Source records
_ _ _

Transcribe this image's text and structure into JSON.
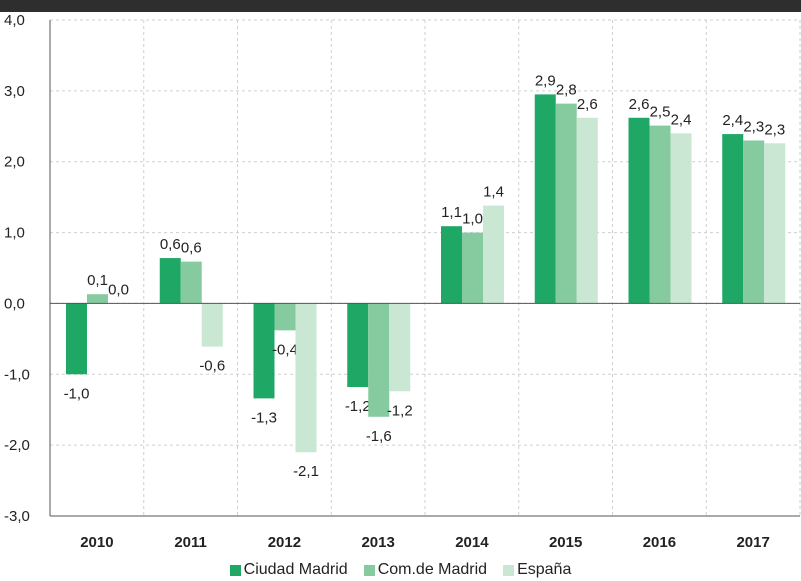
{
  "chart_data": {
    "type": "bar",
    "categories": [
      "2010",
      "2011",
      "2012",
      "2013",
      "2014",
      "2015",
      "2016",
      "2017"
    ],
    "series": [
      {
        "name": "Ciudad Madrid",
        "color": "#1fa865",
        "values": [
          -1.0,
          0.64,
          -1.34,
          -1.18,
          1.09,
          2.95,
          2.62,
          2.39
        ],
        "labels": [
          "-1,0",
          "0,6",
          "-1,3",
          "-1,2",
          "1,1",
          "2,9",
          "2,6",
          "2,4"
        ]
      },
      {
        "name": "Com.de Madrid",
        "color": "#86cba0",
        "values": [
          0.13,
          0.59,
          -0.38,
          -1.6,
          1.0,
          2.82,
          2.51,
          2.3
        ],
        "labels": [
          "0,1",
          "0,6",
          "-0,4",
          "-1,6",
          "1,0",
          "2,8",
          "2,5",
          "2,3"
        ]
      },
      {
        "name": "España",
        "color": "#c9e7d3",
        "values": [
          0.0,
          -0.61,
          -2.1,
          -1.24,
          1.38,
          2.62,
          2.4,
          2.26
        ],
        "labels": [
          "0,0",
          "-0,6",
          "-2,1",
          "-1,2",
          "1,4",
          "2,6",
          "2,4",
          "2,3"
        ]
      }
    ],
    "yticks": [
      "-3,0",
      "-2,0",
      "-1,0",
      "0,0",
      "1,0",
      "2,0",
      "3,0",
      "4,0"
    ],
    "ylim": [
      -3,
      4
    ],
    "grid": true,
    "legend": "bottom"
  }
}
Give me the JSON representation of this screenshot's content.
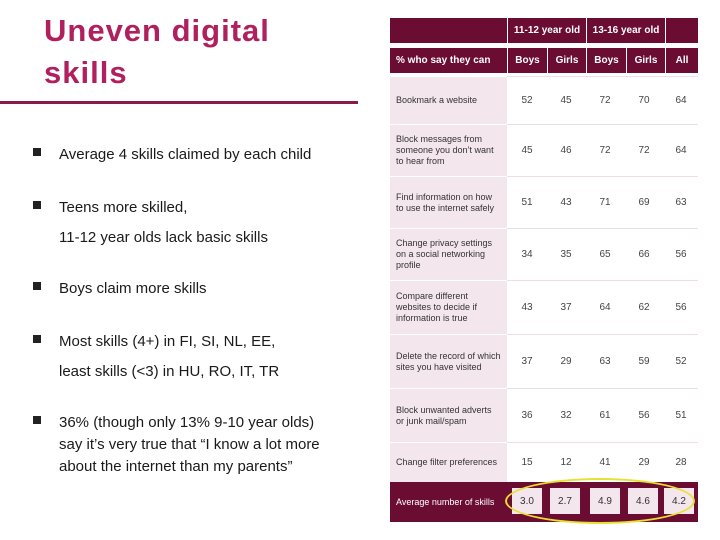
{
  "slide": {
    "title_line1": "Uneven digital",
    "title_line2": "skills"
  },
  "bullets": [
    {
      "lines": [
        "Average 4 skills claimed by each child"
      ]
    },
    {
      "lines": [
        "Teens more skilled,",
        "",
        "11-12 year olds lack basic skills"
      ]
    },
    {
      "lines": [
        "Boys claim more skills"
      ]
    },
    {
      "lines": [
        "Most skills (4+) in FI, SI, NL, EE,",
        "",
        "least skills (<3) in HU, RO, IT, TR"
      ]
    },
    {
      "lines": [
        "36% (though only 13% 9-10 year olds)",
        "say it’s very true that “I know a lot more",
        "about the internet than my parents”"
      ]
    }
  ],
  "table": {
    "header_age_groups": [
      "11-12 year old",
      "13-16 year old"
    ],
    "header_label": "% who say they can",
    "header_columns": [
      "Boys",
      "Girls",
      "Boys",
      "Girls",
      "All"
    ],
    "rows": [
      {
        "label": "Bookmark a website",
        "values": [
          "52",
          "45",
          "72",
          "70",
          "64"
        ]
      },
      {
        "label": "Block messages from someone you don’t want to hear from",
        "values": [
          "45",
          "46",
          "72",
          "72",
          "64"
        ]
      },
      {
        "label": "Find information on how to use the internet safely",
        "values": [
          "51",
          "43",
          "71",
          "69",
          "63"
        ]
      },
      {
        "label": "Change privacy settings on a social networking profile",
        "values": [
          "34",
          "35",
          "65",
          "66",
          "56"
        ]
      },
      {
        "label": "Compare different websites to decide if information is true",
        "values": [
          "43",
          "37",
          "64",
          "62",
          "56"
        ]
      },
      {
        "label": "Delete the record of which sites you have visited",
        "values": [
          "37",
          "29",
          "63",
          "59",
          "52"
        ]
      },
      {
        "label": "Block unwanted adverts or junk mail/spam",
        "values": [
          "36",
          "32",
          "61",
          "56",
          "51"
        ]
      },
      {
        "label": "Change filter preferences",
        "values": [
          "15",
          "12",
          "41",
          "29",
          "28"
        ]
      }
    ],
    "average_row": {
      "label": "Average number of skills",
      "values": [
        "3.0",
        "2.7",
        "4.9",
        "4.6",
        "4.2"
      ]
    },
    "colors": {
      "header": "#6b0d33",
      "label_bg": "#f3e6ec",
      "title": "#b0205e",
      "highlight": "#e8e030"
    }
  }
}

_ _ _

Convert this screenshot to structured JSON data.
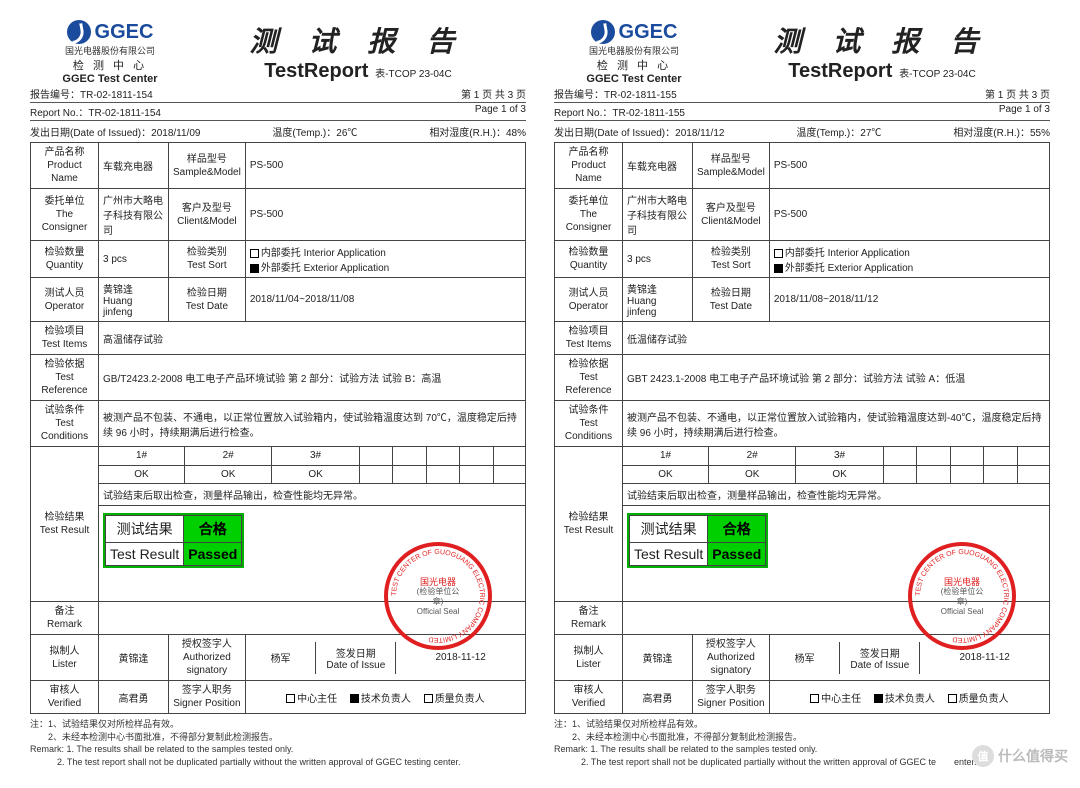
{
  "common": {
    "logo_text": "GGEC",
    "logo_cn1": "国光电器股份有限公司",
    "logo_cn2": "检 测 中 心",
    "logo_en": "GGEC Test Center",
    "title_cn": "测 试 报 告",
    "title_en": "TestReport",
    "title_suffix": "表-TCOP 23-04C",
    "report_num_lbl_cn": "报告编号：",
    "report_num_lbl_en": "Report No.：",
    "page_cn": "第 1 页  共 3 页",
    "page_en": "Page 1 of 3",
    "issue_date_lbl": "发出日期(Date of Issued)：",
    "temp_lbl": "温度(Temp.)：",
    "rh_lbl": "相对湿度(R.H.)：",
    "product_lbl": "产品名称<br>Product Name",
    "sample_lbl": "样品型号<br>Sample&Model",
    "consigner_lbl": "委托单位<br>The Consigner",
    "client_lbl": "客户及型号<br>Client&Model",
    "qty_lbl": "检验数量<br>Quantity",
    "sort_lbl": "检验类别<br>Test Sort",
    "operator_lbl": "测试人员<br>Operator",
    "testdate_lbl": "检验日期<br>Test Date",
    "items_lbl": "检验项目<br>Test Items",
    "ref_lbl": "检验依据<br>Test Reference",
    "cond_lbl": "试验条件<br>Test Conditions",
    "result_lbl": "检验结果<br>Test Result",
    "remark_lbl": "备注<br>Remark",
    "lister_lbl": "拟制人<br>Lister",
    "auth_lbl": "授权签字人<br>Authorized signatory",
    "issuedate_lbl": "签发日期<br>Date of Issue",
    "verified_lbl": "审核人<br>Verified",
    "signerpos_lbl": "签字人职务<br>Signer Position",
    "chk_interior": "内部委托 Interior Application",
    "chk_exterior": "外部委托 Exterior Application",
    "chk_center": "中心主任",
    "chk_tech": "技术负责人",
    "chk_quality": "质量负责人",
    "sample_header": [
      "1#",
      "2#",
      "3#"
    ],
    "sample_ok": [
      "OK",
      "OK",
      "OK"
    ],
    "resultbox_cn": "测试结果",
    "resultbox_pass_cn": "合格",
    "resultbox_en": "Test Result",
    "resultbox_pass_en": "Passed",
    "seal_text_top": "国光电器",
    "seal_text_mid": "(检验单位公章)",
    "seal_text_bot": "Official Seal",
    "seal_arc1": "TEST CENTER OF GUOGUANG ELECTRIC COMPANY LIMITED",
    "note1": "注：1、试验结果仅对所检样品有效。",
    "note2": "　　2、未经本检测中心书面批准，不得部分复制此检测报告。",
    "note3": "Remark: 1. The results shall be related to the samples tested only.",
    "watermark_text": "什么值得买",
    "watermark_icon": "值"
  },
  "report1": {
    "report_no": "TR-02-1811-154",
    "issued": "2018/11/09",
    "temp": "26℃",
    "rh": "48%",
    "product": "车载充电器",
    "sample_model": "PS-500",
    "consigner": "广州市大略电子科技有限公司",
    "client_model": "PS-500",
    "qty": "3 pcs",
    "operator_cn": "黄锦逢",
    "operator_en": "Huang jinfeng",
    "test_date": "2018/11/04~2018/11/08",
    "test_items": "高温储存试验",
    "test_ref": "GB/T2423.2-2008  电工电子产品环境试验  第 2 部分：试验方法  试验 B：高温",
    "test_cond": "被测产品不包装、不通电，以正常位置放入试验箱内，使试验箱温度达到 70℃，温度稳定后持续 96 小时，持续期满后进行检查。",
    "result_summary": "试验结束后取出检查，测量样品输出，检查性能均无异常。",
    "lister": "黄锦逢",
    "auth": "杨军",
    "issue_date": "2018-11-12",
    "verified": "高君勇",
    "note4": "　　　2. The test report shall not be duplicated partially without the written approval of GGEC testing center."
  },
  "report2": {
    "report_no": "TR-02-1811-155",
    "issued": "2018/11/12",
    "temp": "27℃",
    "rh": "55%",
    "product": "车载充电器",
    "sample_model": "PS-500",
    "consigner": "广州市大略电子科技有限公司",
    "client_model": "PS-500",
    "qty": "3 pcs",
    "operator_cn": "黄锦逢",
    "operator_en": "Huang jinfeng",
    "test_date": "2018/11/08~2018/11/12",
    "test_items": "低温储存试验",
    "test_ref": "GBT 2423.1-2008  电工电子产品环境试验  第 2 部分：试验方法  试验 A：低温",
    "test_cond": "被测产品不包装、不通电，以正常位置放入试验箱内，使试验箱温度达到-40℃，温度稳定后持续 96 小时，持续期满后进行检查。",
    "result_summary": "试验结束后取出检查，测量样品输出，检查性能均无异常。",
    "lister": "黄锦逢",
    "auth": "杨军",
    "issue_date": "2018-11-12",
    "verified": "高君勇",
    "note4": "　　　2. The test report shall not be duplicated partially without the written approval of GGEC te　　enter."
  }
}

_ _ _

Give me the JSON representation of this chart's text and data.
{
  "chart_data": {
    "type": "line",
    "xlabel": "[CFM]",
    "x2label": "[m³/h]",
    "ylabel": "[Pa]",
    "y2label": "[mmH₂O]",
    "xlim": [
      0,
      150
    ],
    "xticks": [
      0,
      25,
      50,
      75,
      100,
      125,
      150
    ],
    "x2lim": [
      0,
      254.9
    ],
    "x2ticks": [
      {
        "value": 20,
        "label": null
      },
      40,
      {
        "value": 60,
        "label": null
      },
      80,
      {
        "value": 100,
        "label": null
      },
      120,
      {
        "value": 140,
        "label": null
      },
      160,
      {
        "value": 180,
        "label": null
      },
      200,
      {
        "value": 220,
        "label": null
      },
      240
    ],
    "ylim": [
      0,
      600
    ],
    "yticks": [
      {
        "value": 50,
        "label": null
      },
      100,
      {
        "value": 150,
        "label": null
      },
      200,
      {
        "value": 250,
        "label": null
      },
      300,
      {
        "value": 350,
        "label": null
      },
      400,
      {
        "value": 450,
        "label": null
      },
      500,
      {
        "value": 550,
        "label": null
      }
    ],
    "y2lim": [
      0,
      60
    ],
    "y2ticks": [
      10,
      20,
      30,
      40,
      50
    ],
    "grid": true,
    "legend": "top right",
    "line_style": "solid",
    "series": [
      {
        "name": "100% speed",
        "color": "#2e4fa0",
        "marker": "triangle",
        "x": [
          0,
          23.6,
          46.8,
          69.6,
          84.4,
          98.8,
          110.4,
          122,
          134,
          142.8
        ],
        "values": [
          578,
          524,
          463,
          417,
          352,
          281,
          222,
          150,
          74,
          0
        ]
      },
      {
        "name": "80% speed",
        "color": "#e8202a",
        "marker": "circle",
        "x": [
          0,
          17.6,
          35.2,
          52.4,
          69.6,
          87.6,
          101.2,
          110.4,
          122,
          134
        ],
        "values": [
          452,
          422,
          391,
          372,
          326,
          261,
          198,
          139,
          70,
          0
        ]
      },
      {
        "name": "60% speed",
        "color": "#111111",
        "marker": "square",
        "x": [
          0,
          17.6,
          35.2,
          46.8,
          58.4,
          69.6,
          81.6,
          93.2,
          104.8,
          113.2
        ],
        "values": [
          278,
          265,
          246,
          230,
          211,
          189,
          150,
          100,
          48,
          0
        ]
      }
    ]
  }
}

_ _ _

TASK PROMPT: Pull out every line of the records that includes the string "GGEC".

OUTPUT OF THE TASK:
    "logo_text": "GGEC",
    "logo_en": "GGEC Test Center",
    "note4": "　　　2. The test report shall not be duplicated partially without the written approval of GGEC testing center."
    "note4": "　　　2. The test report shall not be duplicated partially without the written approval of GGEC te　　enter."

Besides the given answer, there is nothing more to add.